- Information supplied:
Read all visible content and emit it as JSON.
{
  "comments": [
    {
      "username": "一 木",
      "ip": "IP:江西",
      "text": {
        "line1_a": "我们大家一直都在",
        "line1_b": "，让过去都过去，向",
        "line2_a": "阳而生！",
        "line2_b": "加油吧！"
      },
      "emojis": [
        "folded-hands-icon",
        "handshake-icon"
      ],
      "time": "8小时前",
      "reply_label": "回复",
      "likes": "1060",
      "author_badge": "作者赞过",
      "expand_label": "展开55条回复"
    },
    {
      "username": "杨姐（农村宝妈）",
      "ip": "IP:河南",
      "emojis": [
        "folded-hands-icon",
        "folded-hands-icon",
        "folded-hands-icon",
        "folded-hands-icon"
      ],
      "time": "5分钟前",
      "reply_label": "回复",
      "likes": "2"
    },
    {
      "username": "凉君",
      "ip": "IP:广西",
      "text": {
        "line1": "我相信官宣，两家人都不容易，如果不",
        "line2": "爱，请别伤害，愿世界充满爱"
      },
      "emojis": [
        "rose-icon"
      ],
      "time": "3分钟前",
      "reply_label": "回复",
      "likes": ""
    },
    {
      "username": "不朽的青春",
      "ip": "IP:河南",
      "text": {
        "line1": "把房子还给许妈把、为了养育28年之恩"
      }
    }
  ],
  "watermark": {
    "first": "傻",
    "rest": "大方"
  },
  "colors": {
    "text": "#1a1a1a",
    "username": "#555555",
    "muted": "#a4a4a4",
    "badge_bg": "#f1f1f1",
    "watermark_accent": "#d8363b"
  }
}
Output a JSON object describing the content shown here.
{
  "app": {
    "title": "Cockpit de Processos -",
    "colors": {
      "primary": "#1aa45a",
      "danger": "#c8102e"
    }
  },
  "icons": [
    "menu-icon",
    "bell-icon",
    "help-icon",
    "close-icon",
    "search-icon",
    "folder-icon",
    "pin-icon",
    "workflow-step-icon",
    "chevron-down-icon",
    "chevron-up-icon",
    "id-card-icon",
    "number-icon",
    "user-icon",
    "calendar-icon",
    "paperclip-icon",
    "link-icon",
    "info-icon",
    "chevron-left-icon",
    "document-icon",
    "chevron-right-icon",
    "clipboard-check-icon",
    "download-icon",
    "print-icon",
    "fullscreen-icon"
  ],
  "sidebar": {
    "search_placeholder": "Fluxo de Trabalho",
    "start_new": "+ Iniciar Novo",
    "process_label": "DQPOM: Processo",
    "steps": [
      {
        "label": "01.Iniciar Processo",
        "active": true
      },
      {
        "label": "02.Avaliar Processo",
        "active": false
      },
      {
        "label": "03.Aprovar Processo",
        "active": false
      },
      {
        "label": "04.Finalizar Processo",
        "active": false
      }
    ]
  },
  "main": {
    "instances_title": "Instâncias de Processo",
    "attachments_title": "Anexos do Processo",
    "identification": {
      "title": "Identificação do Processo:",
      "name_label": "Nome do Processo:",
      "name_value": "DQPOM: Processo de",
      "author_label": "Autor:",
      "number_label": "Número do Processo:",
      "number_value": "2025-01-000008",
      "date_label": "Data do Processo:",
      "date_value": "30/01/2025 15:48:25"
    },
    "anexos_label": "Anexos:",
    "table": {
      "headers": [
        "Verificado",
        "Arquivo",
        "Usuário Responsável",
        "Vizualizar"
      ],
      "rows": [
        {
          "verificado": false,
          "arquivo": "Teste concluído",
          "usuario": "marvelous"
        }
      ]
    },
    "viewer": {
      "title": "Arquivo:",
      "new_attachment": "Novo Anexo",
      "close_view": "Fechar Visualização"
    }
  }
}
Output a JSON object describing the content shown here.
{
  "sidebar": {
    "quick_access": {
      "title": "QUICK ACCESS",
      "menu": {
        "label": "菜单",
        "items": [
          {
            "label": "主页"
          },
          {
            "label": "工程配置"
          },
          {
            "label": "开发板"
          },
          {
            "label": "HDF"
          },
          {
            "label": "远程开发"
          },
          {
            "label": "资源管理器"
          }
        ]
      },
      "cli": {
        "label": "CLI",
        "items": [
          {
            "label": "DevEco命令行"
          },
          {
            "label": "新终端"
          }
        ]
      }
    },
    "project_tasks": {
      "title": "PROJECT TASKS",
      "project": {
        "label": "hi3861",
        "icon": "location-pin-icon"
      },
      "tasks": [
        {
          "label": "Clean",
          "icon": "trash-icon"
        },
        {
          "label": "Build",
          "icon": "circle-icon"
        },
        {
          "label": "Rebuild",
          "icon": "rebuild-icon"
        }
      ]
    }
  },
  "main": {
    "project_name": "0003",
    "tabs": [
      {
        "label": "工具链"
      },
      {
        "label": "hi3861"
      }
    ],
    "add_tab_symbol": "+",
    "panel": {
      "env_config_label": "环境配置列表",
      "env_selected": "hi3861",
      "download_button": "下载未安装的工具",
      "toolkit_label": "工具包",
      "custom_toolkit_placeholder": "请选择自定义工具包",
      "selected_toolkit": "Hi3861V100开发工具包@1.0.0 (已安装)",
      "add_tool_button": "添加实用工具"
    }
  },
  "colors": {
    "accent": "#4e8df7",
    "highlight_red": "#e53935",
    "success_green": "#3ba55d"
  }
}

- Aim: Exactly as written above, please repeat the entries.

- Solution:
Read all visible content and emit it as JSON.
{
  "comments": [
    {
      "username": "一 木",
      "ip": "IP:江西",
      "text": {
        "line1_a": "我们大家一直都在",
        "line1_b": "，让过去都过去，向",
        "line2_a": "阳而生！",
        "line2_b": "加油吧！"
      },
      "emojis": [
        "folded-hands-icon",
        "handshake-icon"
      ],
      "time": "8小时前",
      "reply_label": "回复",
      "likes": "1060",
      "author_badge": "作者赞过",
      "expand_label": "展开55条回复"
    },
    {
      "username": "杨姐（农村宝妈）",
      "ip": "IP:河南",
      "emojis": [
        "folded-hands-icon",
        "folded-hands-icon",
        "folded-hands-icon",
        "folded-hands-icon"
      ],
      "time": "5分钟前",
      "reply_label": "回复",
      "likes": "2"
    },
    {
      "username": "凉君",
      "ip": "IP:广西",
      "text": {
        "line1": "我相信官宣，两家人都不容易，如果不",
        "line2": "爱，请别伤害，愿世界充满爱"
      },
      "emojis": [
        "rose-icon"
      ],
      "time": "3分钟前",
      "reply_label": "回复",
      "likes": ""
    },
    {
      "username": "不朽的青春",
      "ip": "IP:河南",
      "text": {
        "line1": "把房子还给许妈把、为了养育28年之恩"
      }
    }
  ],
  "watermark": {
    "first": "傻",
    "rest": "大方"
  },
  "colors": {
    "text": "#1a1a1a",
    "username": "#555555",
    "muted": "#a4a4a4",
    "badge_bg": "#f1f1f1",
    "watermark_accent": "#d8363b"
  }
}
Output a JSON object describing the content shown here.
{
  "app": {
    "title": "Cockpit de Processos -",
    "colors": {
      "primary": "#1aa45a",
      "danger": "#c8102e"
    }
  },
  "icons": [
    "menu-icon",
    "bell-icon",
    "help-icon",
    "close-icon",
    "search-icon",
    "folder-icon",
    "pin-icon",
    "workflow-step-icon",
    "chevron-down-icon",
    "chevron-up-icon",
    "id-card-icon",
    "number-icon",
    "user-icon",
    "calendar-icon",
    "paperclip-icon",
    "link-icon",
    "info-icon",
    "chevron-left-icon",
    "document-icon",
    "chevron-right-icon",
    "clipboard-check-icon",
    "download-icon",
    "print-icon",
    "fullscreen-icon"
  ],
  "sidebar": {
    "search_placeholder": "Fluxo de Trabalho",
    "start_new": "+ Iniciar Novo",
    "process_label": "DQPOM: Processo",
    "steps": [
      {
        "label": "01.Iniciar Processo",
        "active": true
      },
      {
        "label": "02.Avaliar Processo",
        "active": false
      },
      {
        "label": "03.Aprovar Processo",
        "active": false
      },
      {
        "label": "04.Finalizar Processo",
        "active": false
      }
    ]
  },
  "main": {
    "instances_title": "Instâncias de Processo",
    "attachments_title": "Anexos do Processo",
    "identification": {
      "title": "Identificação do Processo:",
      "name_label": "Nome do Processo:",
      "name_value": "DQPOM: Processo de",
      "author_label": "Autor:",
      "number_label": "Número do Processo:",
      "number_value": "2025-01-000008",
      "date_label": "Data do Processo:",
      "date_value": "30/01/2025 15:48:25"
    },
    "anexos_label": "Anexos:",
    "table": {
      "headers": [
        "Verificado",
        "Arquivo",
        "Usuário Responsável",
        "Vizualizar"
      ],
      "rows": [
        {
          "verificado": false,
          "arquivo": "Teste concluído",
          "usuario": "marvelous"
        }
      ]
    },
    "viewer": {
      "title": "Arquivo:",
      "new_attachment": "Novo Anexo",
      "close_view": "Fechar Visualização"
    }
  }
}
Output a JSON object describing the content shown here.
{
  "sidebar": {
    "quick_access": {
      "title": "QUICK ACCESS",
      "menu": {
        "label": "菜单",
        "items": [
          {
            "label": "主页"
          },
          {
            "label": "工程配置"
          },
          {
            "label": "开发板"
          },
          {
            "label": "HDF"
          },
          {
            "label": "远程开发"
          },
          {
            "label": "资源管理器"
          }
        ]
      },
      "cli": {
        "label": "CLI",
        "items": [
          {
            "label": "DevEco命令行"
          },
          {
            "label": "新终端"
          }
        ]
      }
    },
    "project_tasks": {
      "title": "PROJECT TASKS",
      "project": {
        "label": "hi3861",
        "icon": "location-pin-icon"
      },
      "tasks": [
        {
          "label": "Clean",
          "icon": "trash-icon"
        },
        {
          "label": "Build",
          "icon": "circle-icon"
        },
        {
          "label": "Rebuild",
          "icon": "rebuild-icon"
        }
      ]
    }
  },
  "main": {
    "project_name": "0003",
    "tabs": [
      {
        "label": "工具链"
      },
      {
        "label": "hi3861"
      }
    ],
    "add_tab_symbol": "+",
    "panel": {
      "env_config_label": "环境配置列表",
      "env_selected": "hi3861",
      "download_button": "下载未安装的工具",
      "toolkit_label": "工具包",
      "custom_toolkit_placeholder": "请选择自定义工具包",
      "selected_toolkit": "Hi3861V100开发工具包@1.0.0 (已安装)",
      "add_tool_button": "添加实用工具"
    }
  },
  "colors": {
    "accent": "#4e8df7",
    "highlight_red": "#e53935",
    "success_green": "#3ba55d"
  }
}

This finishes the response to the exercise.